> **EXERCISE**: In the memoir page about Suplejack station, what did Letty dream of becoming one day?

> **TEXT SEGMENT**:
When the Dust Settles

Home > Other > When the Dust Settles > Page 6
When the Dust Settles Page 6

by Cook, R


  After a few months, I had been feeling more comfortable living at Suplejack and enjoying the work with Grandad, but there were changes happening at the station and things weren’t about to get easier. Grandad had suffered a stroke a couple of years earlier and the work on the station was catching up with him. An agreement had been reached with my parents to take over the management of Suplejack, with my grandparents maintaining a half share in the business. These were confidential discussions at the time and have remained so ever since. All the Savage boys had a turn of living and working at Suplejack but none found it a suitable life for their respective families. The fourth Savage child was Letty (my mother), who had fallen for the fencing contractor Bill Cook when he had turned up at the station all those years ago on a trip around Australia. Mum had left school in Alice Springs after Year 11 to return to the station to help Grandad. Her dream was one day to become a veterinarian, but the huge distances to the nearest university held her back. Her heart was also in the bush, so the idea of living in the city was very daunting. Instead Mum worked alongside her brother Jamie at home and would often ride the bronco horse in the yards at branding time, lassoing the calves as the men scruffed them. Then one evening a dark and handsome bloke rolled through and swept her off her feet. He was a fit and active workaholic; she was a slim, attractive brunette with similar interests to his.

> **GIVEN RECORDS**:
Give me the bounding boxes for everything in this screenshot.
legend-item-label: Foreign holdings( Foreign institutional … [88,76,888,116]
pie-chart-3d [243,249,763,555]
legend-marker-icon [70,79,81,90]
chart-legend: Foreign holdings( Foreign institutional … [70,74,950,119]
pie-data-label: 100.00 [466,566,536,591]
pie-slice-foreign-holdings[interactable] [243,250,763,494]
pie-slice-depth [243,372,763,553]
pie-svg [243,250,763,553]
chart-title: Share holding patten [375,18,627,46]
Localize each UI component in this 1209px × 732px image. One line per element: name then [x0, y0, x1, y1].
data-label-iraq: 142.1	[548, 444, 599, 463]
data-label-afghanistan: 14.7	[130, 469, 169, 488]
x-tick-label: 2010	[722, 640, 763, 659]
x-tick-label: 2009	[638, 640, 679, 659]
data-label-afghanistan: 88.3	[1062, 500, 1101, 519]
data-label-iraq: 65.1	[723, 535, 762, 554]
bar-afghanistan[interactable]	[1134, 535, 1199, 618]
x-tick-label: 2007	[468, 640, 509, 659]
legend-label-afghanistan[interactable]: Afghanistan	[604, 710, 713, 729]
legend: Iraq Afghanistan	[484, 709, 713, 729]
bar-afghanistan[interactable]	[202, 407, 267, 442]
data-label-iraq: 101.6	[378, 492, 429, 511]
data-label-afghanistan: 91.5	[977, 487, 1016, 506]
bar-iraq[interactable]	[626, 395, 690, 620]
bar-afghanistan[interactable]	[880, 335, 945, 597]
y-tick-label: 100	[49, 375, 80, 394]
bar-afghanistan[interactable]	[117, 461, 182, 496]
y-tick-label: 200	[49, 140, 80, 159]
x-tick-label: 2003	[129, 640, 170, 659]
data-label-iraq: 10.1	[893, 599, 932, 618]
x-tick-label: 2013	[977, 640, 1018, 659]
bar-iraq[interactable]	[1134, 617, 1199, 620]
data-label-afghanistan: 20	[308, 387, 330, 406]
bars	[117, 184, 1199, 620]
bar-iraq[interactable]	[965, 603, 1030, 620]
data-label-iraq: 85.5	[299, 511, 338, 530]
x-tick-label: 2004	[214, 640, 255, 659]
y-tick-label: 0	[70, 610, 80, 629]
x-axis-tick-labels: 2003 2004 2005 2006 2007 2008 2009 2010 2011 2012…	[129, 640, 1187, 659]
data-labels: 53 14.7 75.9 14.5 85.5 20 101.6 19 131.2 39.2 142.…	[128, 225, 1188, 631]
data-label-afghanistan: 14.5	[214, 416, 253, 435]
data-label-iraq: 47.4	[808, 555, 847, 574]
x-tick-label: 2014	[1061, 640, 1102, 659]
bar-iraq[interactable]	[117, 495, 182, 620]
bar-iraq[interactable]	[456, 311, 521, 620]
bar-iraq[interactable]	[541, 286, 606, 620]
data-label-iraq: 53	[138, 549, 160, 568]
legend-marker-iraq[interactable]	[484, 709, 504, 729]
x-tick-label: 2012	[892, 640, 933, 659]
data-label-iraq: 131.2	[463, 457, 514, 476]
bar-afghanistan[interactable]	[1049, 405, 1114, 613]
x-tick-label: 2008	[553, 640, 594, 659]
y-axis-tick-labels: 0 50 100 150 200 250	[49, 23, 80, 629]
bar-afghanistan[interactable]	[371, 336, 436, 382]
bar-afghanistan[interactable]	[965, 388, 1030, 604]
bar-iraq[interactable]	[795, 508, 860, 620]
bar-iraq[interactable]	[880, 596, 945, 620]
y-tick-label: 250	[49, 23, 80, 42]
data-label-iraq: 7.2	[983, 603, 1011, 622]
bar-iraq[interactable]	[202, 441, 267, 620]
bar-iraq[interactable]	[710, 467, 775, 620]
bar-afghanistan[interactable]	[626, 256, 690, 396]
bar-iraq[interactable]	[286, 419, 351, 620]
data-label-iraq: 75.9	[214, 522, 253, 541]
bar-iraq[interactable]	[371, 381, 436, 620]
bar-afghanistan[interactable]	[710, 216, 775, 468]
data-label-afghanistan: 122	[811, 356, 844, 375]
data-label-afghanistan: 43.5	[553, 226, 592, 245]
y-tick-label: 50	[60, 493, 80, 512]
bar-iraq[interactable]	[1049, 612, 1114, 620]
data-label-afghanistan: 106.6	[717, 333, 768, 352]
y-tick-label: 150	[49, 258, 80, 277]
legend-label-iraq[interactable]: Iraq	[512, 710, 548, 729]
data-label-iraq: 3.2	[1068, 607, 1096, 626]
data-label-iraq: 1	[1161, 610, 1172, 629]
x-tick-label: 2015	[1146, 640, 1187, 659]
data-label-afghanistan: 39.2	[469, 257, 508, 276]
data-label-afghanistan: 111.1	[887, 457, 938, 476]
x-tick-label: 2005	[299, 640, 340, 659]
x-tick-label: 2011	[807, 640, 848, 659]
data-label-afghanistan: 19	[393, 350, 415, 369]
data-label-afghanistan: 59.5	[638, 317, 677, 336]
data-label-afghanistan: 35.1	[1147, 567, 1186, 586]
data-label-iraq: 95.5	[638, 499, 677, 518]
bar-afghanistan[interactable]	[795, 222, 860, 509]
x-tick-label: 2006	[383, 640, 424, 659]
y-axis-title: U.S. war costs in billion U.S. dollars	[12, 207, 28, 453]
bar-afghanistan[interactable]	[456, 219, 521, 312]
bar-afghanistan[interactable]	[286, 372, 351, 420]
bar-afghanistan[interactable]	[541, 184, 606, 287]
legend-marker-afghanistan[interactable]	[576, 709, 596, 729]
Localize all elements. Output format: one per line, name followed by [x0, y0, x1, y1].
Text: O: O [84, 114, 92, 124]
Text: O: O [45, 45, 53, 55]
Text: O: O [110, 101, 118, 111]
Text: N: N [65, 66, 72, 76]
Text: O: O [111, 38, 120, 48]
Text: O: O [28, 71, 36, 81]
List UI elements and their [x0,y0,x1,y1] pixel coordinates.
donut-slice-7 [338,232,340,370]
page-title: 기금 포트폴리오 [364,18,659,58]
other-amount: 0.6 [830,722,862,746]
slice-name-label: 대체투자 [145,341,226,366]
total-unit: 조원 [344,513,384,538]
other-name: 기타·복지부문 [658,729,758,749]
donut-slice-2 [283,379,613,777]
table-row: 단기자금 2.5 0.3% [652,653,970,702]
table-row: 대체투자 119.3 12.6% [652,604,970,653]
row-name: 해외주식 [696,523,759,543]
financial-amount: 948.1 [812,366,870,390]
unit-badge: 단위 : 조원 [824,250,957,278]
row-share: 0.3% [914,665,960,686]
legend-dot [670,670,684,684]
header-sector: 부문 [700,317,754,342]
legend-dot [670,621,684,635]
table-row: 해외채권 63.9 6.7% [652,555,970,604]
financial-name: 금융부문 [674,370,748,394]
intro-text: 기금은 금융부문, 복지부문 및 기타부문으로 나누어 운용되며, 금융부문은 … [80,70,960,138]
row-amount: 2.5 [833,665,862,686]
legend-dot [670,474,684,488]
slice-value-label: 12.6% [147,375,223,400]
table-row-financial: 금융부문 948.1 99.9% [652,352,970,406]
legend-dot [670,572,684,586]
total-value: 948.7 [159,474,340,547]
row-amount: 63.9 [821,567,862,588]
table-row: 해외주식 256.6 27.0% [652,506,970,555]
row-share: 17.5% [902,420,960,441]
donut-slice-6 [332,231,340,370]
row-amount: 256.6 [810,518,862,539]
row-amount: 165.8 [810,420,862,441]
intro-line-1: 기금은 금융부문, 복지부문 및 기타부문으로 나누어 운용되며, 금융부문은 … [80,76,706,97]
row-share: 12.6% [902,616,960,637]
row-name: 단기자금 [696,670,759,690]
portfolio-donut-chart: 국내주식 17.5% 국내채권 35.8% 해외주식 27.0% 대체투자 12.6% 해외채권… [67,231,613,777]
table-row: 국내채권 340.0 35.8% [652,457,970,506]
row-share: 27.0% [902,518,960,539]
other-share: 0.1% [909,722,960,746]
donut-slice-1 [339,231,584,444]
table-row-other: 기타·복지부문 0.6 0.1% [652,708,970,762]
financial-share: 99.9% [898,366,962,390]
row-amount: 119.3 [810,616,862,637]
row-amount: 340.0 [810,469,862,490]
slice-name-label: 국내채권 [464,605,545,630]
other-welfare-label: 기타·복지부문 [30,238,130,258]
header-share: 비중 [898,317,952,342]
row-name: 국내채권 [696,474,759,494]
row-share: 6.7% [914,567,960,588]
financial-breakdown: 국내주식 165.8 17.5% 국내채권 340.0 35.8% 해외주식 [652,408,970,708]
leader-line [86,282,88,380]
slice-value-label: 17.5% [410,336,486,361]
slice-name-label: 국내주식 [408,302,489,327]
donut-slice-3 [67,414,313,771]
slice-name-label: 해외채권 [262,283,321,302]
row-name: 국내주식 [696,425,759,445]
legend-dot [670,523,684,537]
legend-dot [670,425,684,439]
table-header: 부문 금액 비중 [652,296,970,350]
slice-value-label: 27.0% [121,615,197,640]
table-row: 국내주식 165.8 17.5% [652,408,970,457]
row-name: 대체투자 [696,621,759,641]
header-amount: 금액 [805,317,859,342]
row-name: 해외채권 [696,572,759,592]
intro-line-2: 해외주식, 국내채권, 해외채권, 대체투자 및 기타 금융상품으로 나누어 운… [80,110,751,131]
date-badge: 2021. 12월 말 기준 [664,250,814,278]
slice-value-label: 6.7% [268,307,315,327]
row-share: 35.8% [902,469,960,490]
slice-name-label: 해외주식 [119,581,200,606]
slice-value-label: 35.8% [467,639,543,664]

> **OUTPUT FOR THIS TASK**: A veterinarian.